▶ **EXERCISE MATERIALS**
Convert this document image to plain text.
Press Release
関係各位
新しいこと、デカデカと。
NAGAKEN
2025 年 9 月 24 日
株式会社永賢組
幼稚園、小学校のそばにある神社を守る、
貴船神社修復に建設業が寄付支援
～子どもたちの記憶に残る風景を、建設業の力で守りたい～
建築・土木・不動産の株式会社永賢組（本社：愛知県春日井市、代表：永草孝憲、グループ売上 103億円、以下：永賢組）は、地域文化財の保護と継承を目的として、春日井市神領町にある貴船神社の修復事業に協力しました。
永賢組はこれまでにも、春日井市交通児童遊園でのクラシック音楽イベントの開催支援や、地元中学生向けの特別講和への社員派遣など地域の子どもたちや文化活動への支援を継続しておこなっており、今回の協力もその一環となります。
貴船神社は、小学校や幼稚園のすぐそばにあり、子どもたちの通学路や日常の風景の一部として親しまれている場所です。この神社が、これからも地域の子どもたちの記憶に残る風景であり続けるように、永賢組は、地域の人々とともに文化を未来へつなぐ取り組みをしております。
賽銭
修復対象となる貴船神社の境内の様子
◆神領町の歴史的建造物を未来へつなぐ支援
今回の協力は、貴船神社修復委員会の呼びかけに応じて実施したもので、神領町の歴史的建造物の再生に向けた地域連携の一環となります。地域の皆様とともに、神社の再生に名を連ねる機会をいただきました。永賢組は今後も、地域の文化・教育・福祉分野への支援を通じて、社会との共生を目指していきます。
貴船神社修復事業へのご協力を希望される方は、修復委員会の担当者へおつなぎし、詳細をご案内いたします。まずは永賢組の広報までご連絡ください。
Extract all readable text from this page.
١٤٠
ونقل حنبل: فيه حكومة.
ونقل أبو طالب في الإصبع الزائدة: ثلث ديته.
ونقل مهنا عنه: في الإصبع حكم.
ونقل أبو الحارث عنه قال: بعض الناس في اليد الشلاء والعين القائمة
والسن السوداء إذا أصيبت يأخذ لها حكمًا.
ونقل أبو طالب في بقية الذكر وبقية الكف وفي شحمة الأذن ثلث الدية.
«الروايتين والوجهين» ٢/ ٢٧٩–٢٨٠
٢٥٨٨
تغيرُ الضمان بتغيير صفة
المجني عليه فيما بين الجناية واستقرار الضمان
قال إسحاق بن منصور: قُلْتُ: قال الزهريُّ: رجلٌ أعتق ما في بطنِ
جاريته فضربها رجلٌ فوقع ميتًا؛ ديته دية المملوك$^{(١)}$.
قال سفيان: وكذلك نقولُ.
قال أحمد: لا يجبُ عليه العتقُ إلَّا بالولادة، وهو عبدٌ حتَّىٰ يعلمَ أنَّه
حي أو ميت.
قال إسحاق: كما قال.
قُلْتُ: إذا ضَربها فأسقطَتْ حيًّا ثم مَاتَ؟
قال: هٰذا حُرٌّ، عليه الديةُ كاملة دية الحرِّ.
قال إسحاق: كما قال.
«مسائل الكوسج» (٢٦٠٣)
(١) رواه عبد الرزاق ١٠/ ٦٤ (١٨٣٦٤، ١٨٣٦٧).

▶ **DIRECTIONS FOR THIS TASK**
Reproduce each record shown above without altering a single word.

▶ **REPLY TO THE EXERCISE**
Convert this document image to plain text.
Press Release
関係各位
新しいこと、デカデカと。
NAGAKEN
2025 年 9 月 24 日
株式会社永賢組
幼稚園、小学校のそばにある神社を守る、
貴船神社修復に建設業が寄付支援
～子どもたちの記憶に残る風景を、建設業の力で守りたい～
建築・土木・不動産の株式会社永賢組（本社：愛知県春日井市、代表：永草孝憲、グループ売上 103億円、以下：永賢組）は、地域文化財の保護と継承を目的として、春日井市神領町にある貴船神社の修復事業に協力しました。
永賢組はこれまでにも、春日井市交通児童遊園でのクラシック音楽イベントの開催支援や、地元中学生向けの特別講和への社員派遣など地域の子どもたちや文化活動への支援を継続しておこなっており、今回の協力もその一環となります。
貴船神社は、小学校や幼稚園のすぐそばにあり、子どもたちの通学路や日常の風景の一部として親しまれている場所です。この神社が、これからも地域の子どもたちの記憶に残る風景であり続けるように、永賢組は、地域の人々とともに文化を未来へつなぐ取り組みをしております。
賽銭
修復対象となる貴船神社の境内の様子
◆神領町の歴史的建造物を未来へつなぐ支援
今回の協力は、貴船神社修復委員会の呼びかけに応じて実施したもので、神領町の歴史的建造物の再生に向けた地域連携の一環となります。地域の皆様とともに、神社の再生に名を連ねる機会をいただきました。永賢組は今後も、地域の文化・教育・福祉分野への支援を通じて、社会との共生を目指していきます。
貴船神社修復事業へのご協力を希望される方は、修復委員会の担当者へおつなぎし、詳細をご案内いたします。まずは永賢組の広報までご連絡ください。
Extract all readable text from this page.
١٤٠
ونقل حنبل: فيه حكومة.
ونقل أبو طالب في الإصبع الزائدة: ثلث ديته.
ونقل مهنا عنه: في الإصبع حكم.
ونقل أبو الحارث عنه قال: بعض الناس في اليد الشلاء والعين القائمة
والسن السوداء إذا أصيبت يأخذ لها حكمًا.
ونقل أبو طالب في بقية الذكر وبقية الكف وفي شحمة الأذن ثلث الدية.
«الروايتين والوجهين» ٢/ ٢٧٩–٢٨٠
٢٥٨٨
تغيرُ الضمان بتغيير صفة
المجني عليه فيما بين الجناية واستقرار الضمان
قال إسحاق بن منصور: قُلْتُ: قال الزهريُّ: رجلٌ أعتق ما في بطنِ
جاريته فضربها رجلٌ فوقع ميتًا؛ ديته دية المملوك$^{(١)}$.
قال سفيان: وكذلك نقولُ.
قال أحمد: لا يجبُ عليه العتقُ إلَّا بالولادة، وهو عبدٌ حتَّىٰ يعلمَ أنَّه
حي أو ميت.
قال إسحاق: كما قال.
قُلْتُ: إذا ضَربها فأسقطَتْ حيًّا ثم مَاتَ؟
قال: هٰذا حُرٌّ، عليه الديةُ كاملة دية الحرِّ.
قال إسحاق: كما قال.
«مسائل الكوسج» (٢٦٠٣)
(١) رواه عبد الرزاق ١٠/ ٦٤ (١٨٣٦٤، ١٨٣٦٧).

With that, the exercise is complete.